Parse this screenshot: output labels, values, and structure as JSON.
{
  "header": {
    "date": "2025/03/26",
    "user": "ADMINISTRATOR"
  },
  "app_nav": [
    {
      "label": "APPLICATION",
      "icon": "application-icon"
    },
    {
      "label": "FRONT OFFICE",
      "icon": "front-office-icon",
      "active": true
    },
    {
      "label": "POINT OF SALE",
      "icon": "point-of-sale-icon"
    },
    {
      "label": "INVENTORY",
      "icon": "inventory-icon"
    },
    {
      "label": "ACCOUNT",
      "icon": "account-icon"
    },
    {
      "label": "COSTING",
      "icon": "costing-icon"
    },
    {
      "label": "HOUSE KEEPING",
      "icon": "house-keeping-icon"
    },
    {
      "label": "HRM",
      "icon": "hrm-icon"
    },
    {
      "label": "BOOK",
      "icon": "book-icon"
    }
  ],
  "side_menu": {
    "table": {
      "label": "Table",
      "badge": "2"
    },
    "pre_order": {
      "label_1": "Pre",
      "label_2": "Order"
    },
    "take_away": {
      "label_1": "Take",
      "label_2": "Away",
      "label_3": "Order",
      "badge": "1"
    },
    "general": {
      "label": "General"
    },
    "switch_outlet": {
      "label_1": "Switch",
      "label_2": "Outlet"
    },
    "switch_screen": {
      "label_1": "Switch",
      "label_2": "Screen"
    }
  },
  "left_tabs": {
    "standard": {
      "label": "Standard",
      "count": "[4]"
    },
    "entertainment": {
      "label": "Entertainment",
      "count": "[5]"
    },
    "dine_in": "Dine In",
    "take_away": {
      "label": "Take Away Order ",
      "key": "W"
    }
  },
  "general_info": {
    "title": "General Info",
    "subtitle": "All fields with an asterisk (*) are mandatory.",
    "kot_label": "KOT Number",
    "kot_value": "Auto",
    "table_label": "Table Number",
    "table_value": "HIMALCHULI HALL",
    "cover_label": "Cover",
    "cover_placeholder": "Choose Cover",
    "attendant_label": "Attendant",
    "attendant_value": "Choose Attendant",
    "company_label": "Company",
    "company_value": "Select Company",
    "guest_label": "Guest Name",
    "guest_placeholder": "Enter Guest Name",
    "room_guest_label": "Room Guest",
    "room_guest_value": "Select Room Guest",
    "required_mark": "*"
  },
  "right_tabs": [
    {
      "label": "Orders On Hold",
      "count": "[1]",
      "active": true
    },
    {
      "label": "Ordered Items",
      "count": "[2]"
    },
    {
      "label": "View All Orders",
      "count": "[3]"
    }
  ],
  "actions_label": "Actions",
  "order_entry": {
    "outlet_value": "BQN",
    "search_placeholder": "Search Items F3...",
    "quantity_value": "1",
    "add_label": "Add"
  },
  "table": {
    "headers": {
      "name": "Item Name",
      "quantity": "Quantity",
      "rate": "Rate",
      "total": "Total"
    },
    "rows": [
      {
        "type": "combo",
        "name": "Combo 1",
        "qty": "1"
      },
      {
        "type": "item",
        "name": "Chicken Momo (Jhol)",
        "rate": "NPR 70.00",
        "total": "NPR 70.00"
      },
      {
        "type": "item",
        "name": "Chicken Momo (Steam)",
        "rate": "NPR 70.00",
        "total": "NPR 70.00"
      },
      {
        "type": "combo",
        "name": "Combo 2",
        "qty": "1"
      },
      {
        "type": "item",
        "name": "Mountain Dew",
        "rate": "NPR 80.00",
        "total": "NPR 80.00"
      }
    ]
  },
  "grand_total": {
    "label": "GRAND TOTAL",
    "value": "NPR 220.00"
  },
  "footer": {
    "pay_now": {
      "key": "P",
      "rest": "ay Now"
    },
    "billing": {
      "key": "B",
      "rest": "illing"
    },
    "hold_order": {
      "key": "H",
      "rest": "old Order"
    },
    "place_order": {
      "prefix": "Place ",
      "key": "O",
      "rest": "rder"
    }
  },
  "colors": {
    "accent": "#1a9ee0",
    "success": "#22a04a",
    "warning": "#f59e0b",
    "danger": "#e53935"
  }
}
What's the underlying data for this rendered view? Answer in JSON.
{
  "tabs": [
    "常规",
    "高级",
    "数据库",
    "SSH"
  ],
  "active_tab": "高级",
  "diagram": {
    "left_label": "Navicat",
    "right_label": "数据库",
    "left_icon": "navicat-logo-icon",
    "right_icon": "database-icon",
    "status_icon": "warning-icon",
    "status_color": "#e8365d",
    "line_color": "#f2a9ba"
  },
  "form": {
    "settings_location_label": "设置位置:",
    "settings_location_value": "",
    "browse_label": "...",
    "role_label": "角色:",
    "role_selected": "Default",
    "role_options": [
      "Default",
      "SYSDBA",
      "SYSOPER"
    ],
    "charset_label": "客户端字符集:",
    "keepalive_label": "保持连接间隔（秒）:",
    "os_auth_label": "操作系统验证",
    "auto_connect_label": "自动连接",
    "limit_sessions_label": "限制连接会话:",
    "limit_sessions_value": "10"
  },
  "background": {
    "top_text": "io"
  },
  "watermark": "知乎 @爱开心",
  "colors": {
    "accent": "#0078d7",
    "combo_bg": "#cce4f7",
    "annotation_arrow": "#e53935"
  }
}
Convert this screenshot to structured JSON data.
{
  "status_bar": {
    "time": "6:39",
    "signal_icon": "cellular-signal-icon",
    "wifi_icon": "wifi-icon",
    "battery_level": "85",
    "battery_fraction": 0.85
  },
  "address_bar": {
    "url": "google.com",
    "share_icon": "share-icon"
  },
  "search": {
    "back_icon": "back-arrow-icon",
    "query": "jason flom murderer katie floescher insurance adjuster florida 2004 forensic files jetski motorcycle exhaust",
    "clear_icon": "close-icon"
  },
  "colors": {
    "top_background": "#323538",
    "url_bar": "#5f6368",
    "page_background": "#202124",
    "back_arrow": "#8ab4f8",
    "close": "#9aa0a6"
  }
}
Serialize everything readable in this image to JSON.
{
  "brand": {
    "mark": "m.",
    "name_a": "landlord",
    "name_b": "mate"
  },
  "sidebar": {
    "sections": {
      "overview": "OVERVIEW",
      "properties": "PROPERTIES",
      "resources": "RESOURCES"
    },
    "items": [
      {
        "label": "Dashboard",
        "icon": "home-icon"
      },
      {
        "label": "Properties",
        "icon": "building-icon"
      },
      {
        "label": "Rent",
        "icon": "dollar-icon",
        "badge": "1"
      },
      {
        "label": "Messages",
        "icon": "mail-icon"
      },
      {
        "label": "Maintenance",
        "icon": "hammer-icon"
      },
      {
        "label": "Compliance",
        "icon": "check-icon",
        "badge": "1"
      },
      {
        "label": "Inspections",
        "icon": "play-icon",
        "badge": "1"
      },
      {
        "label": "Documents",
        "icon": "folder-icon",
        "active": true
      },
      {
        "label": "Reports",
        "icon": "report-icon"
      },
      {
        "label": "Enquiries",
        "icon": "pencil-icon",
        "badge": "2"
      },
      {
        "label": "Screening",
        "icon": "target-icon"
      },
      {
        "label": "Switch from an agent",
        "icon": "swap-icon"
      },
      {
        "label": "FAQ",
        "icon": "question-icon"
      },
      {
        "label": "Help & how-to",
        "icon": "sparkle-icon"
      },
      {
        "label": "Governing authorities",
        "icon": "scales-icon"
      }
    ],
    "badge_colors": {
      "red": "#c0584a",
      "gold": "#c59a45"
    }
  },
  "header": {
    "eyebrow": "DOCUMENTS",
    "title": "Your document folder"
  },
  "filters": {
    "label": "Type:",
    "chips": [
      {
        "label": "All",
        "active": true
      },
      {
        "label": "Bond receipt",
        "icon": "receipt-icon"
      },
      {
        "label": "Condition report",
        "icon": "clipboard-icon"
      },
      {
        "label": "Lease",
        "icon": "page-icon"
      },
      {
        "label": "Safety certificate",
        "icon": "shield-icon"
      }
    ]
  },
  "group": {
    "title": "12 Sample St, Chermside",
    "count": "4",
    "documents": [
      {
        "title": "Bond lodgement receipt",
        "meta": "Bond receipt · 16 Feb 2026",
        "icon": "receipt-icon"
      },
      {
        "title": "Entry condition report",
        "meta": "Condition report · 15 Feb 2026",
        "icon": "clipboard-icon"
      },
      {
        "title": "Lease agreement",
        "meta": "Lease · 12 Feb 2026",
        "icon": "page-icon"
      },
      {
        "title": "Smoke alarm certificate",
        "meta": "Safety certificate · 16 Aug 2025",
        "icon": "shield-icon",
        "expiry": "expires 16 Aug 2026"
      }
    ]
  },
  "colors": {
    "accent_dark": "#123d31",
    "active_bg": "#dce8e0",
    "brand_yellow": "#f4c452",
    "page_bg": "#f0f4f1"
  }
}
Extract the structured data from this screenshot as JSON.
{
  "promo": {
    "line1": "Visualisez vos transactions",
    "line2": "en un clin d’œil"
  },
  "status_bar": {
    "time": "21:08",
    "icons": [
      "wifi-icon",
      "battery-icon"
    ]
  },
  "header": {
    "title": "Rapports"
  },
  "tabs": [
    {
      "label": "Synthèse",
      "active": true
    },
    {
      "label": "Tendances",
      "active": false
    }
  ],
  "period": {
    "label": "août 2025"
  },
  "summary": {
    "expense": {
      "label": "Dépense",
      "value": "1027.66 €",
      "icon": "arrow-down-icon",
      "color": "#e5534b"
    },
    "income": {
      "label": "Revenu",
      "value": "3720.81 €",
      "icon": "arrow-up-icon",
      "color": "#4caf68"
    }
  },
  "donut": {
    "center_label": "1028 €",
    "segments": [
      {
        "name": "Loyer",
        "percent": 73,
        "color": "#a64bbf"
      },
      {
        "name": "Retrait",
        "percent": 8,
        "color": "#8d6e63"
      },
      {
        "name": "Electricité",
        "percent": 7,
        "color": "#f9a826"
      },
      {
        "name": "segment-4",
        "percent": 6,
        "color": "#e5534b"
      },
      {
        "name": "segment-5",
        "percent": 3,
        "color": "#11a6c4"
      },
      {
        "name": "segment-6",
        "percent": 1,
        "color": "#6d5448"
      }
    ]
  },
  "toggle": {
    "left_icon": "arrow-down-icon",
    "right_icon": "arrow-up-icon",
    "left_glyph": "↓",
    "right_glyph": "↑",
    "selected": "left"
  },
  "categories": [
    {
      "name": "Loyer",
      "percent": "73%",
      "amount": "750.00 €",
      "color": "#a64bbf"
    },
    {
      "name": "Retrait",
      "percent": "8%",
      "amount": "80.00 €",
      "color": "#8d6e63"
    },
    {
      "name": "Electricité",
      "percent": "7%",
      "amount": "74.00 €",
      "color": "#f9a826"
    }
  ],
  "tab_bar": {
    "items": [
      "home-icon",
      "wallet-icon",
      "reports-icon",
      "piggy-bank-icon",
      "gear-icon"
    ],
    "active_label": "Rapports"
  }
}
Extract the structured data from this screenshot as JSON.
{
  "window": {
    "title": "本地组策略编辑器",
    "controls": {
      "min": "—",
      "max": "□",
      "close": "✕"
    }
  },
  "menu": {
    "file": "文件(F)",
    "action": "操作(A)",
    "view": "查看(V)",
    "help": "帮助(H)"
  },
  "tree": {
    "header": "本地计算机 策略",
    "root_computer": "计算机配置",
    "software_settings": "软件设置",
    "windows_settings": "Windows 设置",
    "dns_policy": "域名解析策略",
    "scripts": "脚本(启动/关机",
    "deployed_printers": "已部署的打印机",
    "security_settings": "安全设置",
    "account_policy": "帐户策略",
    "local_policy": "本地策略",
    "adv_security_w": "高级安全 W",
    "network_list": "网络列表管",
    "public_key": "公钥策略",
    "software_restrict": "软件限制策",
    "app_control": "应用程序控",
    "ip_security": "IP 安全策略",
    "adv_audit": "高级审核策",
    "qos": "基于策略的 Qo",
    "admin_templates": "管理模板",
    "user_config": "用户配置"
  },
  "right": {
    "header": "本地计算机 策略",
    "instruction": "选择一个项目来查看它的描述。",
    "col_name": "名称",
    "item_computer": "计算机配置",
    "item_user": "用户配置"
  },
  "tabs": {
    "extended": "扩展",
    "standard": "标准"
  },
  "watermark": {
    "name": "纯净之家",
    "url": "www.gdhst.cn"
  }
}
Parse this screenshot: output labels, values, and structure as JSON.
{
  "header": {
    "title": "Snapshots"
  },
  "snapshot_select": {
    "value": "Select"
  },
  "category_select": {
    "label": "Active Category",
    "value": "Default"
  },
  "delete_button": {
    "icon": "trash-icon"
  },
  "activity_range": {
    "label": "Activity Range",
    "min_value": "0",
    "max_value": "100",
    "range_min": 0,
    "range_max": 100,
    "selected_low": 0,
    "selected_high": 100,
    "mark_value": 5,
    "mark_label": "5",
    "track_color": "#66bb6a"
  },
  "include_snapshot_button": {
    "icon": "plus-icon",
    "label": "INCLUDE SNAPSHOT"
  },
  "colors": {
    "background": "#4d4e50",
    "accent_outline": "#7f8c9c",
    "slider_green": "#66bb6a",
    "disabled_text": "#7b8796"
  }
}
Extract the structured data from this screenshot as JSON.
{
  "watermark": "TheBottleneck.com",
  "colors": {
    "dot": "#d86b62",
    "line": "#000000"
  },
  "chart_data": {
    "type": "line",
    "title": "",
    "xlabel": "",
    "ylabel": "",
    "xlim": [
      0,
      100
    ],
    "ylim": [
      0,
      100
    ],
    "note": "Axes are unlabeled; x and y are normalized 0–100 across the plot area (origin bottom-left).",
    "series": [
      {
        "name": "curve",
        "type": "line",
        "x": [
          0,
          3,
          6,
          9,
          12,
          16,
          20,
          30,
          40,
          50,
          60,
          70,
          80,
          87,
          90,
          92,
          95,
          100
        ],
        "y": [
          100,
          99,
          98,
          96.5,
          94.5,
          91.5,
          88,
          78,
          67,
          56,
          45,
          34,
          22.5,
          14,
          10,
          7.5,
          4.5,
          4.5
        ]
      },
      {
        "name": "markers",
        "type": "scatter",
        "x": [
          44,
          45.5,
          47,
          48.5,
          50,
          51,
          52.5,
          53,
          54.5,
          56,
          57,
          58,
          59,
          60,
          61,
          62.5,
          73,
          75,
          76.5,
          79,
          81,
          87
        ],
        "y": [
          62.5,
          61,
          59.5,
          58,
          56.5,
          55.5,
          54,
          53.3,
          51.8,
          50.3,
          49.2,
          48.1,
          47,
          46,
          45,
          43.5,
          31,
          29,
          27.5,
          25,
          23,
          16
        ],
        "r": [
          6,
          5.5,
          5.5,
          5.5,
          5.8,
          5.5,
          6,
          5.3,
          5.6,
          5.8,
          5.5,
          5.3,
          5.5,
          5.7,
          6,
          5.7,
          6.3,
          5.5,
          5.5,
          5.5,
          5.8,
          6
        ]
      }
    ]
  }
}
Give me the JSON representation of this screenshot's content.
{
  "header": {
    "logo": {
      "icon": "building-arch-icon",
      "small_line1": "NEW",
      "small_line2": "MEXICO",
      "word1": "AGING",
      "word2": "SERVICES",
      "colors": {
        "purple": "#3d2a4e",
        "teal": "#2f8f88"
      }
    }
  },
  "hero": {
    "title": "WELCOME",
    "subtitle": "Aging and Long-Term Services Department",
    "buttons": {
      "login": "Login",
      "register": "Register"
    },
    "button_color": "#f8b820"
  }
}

> [Task prompt]:
Reproduce only the lines running from the one with "Give me the" through the final line of the listing above, both ends included.

> [Task answer]:
Give me the JSON representation of this screenshot's content.
{
  "header": {
    "logo": {
      "icon": "building-arch-icon",
      "small_line1": "NEW",
      "small_line2": "MEXICO",
      "word1": "AGING",
      "word2": "SERVICES",
      "colors": {
        "purple": "#3d2a4e",
        "teal": "#2f8f88"
      }
    }
  },
  "hero": {
    "title": "WELCOME",
    "subtitle": "Aging and Long-Term Services Department",
    "buttons": {
      "login": "Login",
      "register": "Register"
    },
    "button_color": "#f8b820"
  }
}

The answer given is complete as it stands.